Work to complete
Take the lines from the one with "Give me the" to the end of the listing, both ends included, and quote them exactly, leaving pictures out.

(Dataset records on visual material)
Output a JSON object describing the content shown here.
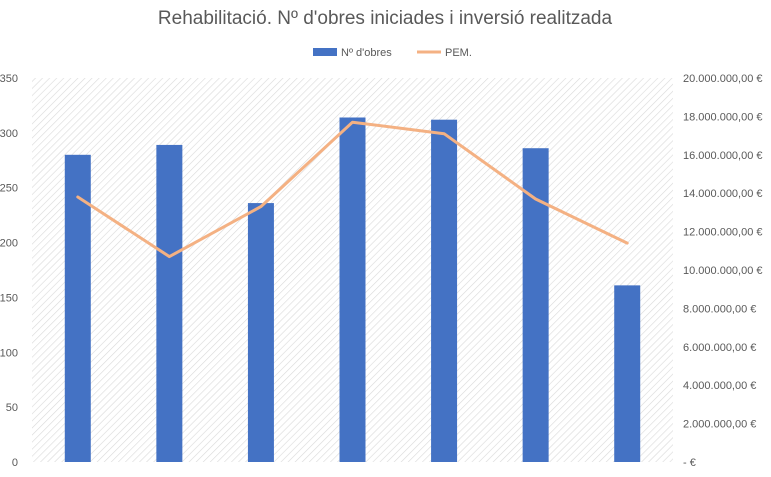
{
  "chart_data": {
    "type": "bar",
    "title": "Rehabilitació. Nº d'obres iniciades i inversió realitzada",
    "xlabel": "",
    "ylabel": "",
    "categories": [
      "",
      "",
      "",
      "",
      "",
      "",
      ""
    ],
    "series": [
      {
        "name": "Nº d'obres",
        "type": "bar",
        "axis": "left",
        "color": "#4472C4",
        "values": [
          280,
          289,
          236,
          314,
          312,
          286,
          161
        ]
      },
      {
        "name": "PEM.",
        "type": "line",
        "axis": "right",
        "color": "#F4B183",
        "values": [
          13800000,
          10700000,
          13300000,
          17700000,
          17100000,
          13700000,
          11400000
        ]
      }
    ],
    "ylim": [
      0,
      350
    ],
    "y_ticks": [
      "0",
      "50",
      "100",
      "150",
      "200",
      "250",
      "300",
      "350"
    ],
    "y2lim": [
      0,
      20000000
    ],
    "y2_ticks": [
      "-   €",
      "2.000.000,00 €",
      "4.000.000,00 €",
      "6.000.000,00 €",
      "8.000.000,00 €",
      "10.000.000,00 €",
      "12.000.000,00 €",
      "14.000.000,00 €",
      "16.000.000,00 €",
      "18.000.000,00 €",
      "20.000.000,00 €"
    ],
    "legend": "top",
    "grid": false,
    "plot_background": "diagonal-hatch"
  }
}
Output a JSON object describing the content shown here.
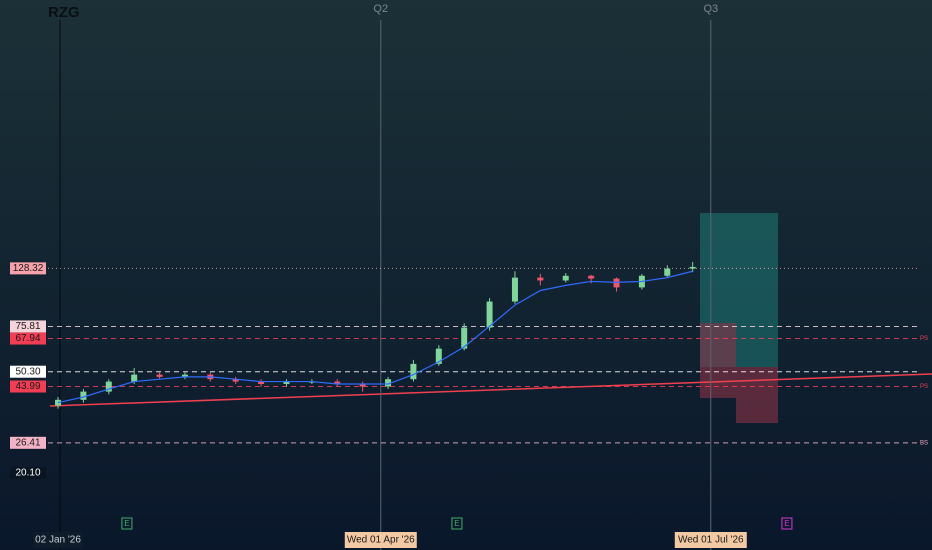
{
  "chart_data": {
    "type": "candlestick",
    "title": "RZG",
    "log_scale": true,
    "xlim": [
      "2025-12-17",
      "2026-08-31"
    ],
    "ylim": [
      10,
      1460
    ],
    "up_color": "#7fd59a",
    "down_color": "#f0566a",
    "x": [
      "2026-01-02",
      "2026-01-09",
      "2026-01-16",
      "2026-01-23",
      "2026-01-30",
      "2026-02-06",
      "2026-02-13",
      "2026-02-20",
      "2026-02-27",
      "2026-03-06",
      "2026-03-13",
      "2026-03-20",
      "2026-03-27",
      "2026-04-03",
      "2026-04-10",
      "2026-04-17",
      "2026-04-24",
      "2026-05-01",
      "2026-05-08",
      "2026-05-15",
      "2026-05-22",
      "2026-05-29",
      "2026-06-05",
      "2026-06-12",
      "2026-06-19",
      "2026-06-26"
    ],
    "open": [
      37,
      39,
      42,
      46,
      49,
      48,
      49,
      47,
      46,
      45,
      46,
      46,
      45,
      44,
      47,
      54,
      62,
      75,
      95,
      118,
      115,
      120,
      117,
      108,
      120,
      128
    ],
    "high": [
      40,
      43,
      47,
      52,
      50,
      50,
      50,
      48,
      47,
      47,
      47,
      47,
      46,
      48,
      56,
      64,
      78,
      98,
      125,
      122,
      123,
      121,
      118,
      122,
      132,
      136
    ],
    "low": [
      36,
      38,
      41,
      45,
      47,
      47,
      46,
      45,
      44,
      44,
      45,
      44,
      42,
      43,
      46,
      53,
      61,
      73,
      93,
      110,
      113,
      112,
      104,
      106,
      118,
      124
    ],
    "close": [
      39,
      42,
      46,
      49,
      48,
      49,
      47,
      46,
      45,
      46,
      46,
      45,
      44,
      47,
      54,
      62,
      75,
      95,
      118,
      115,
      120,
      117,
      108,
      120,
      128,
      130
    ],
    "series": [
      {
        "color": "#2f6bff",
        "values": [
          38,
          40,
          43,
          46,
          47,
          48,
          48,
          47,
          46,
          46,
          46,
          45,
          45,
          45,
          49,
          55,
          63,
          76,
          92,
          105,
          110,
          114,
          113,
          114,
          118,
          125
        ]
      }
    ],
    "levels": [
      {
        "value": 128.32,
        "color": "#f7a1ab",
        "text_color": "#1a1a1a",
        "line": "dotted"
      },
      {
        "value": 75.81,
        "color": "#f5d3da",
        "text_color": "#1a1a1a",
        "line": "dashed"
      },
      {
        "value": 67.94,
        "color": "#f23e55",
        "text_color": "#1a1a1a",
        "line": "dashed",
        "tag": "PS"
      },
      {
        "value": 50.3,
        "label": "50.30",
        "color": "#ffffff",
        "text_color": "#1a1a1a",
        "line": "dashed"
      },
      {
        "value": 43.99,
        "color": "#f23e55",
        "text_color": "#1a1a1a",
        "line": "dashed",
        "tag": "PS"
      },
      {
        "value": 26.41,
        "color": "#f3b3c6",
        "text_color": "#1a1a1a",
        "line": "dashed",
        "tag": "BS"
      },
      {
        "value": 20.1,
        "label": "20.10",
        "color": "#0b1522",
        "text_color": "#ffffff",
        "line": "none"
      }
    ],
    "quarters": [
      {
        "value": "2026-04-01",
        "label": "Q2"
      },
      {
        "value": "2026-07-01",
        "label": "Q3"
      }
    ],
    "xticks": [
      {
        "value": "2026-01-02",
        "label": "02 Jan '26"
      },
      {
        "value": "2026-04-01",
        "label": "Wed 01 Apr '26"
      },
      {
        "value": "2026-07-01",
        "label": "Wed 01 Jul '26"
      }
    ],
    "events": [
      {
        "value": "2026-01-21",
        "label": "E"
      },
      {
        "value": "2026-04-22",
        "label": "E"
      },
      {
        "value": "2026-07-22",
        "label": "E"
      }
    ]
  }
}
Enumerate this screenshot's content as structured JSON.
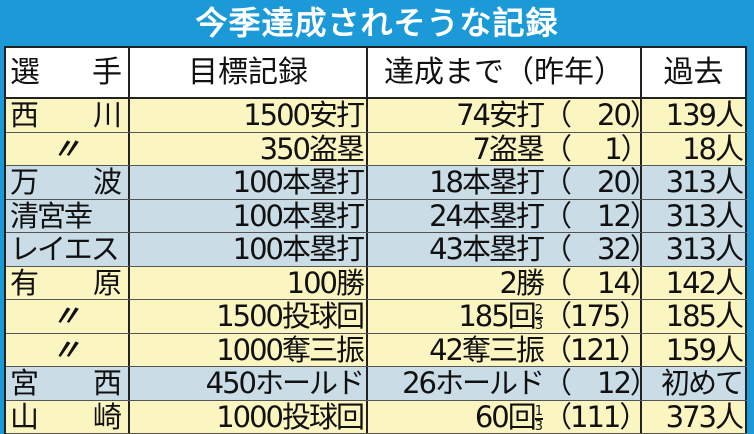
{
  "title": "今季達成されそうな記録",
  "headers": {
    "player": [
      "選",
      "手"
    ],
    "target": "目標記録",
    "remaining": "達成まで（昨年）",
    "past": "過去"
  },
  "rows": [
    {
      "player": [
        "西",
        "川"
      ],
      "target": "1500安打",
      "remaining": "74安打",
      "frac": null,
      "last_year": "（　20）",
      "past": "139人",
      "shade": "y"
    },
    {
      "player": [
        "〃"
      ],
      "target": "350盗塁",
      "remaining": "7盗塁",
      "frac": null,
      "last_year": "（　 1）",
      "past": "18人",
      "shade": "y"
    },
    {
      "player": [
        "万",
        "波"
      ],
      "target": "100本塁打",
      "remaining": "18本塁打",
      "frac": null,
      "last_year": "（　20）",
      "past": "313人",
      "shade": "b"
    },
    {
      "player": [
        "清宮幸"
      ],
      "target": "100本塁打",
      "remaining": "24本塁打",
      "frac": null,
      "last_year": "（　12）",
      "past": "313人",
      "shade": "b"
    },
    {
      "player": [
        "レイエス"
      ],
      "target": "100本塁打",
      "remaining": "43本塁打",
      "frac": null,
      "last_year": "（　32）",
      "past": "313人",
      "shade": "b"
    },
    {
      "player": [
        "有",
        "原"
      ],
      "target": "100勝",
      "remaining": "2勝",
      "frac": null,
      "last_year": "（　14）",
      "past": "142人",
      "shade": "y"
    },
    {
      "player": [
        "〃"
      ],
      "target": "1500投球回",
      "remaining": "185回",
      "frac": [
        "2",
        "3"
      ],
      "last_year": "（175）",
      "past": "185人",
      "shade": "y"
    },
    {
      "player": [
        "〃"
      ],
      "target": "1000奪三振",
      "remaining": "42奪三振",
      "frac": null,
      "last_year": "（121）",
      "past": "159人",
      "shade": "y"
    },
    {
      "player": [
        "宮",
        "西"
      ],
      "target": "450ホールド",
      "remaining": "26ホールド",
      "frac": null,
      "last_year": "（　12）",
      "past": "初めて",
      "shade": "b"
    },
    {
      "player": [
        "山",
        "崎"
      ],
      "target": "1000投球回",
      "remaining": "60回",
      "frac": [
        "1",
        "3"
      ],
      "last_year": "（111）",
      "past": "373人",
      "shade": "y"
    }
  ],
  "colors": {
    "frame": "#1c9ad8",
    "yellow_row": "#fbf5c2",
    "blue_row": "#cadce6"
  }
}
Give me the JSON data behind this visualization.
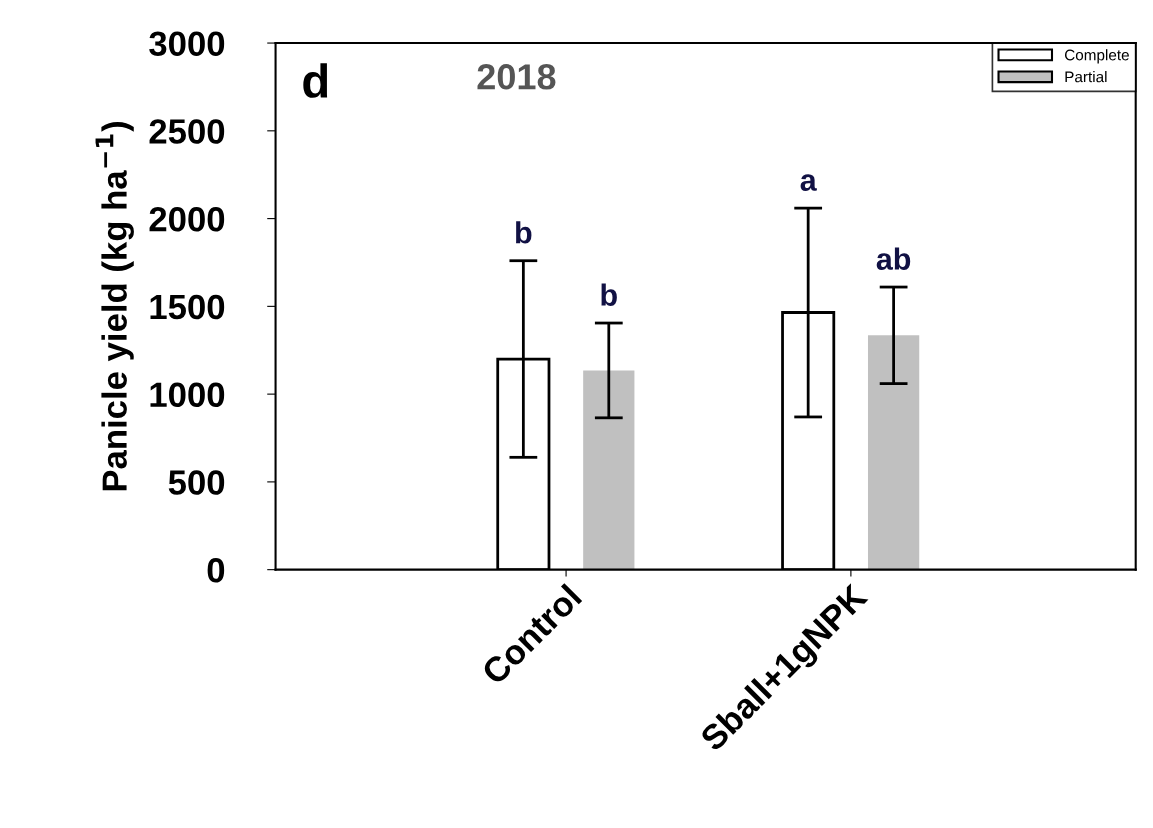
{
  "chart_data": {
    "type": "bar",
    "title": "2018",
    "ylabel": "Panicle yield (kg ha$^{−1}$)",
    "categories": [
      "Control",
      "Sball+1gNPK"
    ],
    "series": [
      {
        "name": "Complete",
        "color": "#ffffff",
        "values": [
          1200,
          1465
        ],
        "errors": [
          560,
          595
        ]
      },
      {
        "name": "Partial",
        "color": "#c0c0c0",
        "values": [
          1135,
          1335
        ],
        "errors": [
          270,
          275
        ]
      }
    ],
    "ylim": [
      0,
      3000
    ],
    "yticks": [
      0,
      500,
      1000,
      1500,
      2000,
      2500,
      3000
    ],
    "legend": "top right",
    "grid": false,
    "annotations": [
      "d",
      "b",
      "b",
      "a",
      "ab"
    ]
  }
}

Expected answer
Give me the JSON data behind this visualization.
{
  "chart_data": {
    "type": "bar",
    "title": "2018",
    "ylabel": "Panicle yield (kg ha$^{−1}$)",
    "categories": [
      "Control",
      "Sball+1gNPK"
    ],
    "series": [
      {
        "name": "Complete",
        "color": "#ffffff",
        "values": [
          1200,
          1465
        ],
        "errors": [
          560,
          595
        ]
      },
      {
        "name": "Partial",
        "color": "#c0c0c0",
        "values": [
          1135,
          1335
        ],
        "errors": [
          270,
          275
        ]
      }
    ],
    "ylim": [
      0,
      3000
    ],
    "yticks": [
      0,
      500,
      1000,
      1500,
      2000,
      2500,
      3000
    ],
    "legend": "top right",
    "grid": false,
    "annotations": [
      "d",
      "b",
      "b",
      "a",
      "ab"
    ]
  }
}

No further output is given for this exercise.